• What is required
Each line below is to be written out in full, exactly as shown.

• Excerpted records

##########

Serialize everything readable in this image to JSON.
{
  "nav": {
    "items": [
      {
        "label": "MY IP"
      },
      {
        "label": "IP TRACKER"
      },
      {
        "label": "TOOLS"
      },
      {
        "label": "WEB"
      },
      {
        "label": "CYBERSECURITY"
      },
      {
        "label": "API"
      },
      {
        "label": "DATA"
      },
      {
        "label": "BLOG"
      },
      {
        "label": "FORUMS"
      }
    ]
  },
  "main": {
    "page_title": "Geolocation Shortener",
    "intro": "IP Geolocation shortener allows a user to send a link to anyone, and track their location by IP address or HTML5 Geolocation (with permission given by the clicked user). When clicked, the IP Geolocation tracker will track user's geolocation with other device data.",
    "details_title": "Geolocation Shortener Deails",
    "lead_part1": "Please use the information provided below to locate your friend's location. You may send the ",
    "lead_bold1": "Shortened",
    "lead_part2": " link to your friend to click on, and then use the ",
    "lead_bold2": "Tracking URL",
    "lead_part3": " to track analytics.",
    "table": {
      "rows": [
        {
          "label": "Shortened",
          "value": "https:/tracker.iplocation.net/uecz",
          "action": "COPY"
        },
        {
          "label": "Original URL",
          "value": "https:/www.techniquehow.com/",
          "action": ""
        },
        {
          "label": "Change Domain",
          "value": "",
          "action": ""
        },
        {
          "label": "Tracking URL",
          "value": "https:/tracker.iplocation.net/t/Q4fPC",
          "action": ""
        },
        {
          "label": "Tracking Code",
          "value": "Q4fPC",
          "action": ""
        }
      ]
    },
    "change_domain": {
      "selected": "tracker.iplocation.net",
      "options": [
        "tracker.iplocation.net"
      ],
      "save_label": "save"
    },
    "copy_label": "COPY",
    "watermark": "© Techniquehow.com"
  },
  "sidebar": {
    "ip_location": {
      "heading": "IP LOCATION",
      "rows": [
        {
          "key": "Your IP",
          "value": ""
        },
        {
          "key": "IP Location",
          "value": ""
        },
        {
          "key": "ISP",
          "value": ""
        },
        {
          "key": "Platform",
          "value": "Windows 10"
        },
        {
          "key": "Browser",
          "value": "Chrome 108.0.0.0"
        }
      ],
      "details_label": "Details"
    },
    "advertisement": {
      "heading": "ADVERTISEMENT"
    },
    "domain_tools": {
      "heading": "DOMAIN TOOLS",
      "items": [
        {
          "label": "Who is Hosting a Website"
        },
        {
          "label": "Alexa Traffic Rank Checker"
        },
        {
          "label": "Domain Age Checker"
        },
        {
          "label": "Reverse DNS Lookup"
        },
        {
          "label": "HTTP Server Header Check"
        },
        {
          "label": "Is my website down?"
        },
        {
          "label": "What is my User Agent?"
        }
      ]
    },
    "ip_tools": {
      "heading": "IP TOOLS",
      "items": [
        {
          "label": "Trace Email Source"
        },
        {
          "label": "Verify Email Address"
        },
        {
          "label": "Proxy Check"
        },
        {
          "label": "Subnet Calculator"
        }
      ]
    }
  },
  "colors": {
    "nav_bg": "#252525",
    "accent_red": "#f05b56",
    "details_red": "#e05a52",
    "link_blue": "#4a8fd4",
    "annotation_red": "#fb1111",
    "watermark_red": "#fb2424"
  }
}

##########

• Exercise result
Serialize everything readable in this image to JSON.
{
  "nav": {
    "items": [
      {
        "label": "MY IP"
      },
      {
        "label": "IP TRACKER"
      },
      {
        "label": "TOOLS"
      },
      {
        "label": "WEB"
      },
      {
        "label": "CYBERSECURITY"
      },
      {
        "label": "API"
      },
      {
        "label": "DATA"
      },
      {
        "label": "BLOG"
      },
      {
        "label": "FORUMS"
      }
    ]
  },
  "main": {
    "page_title": "Geolocation Shortener",
    "intro": "IP Geolocation shortener allows a user to send a link to anyone, and track their location by IP address or HTML5 Geolocation (with permission given by the clicked user). When clicked, the IP Geolocation tracker will track user's geolocation with other device data.",
    "details_title": "Geolocation Shortener Deails",
    "lead_part1": "Please use the information provided below to locate your friend's location. You may send the ",
    "lead_bold1": "Shortened",
    "lead_part2": " link to your friend to click on, and then use the ",
    "lead_bold2": "Tracking URL",
    "lead_part3": " to track analytics.",
    "table": {
      "rows": [
        {
          "label": "Shortened",
          "value": "https:/tracker.iplocation.net/uecz",
          "action": "COPY"
        },
        {
          "label": "Original URL",
          "value": "https:/www.techniquehow.com/",
          "action": ""
        },
        {
          "label": "Change Domain",
          "value": "",
          "action": ""
        },
        {
          "label": "Tracking URL",
          "value": "https:/tracker.iplocation.net/t/Q4fPC",
          "action": ""
        },
        {
          "label": "Tracking Code",
          "value": "Q4fPC",
          "action": ""
        }
      ]
    },
    "change_domain": {
      "selected": "tracker.iplocation.net",
      "options": [
        "tracker.iplocation.net"
      ],
      "save_label": "save"
    },
    "copy_label": "COPY",
    "watermark": "© Techniquehow.com"
  },
  "sidebar": {
    "ip_location": {
      "heading": "IP LOCATION",
      "rows": [
        {
          "key": "Your IP",
          "value": ""
        },
        {
          "key": "IP Location",
          "value": ""
        },
        {
          "key": "ISP",
          "value": ""
        },
        {
          "key": "Platform",
          "value": "Windows 10"
        },
        {
          "key": "Browser",
          "value": "Chrome 108.0.0.0"
        }
      ],
      "details_label": "Details"
    },
    "advertisement": {
      "heading": "ADVERTISEMENT"
    },
    "domain_tools": {
      "heading": "DOMAIN TOOLS",
      "items": [
        {
          "label": "Who is Hosting a Website"
        },
        {
          "label": "Alexa Traffic Rank Checker"
        },
        {
          "label": "Domain Age Checker"
        },
        {
          "label": "Reverse DNS Lookup"
        },
        {
          "label": "HTTP Server Header Check"
        },
        {
          "label": "Is my website down?"
        },
        {
          "label": "What is my User Agent?"
        }
      ]
    },
    "ip_tools": {
      "heading": "IP TOOLS",
      "items": [
        {
          "label": "Trace Email Source"
        },
        {
          "label": "Verify Email Address"
        },
        {
          "label": "Proxy Check"
        },
        {
          "label": "Subnet Calculator"
        }
      ]
    }
  },
  "colors": {
    "nav_bg": "#252525",
    "accent_red": "#f05b56",
    "details_red": "#e05a52",
    "link_blue": "#4a8fd4",
    "annotation_red": "#fb1111",
    "watermark_red": "#fb2424"
  }
}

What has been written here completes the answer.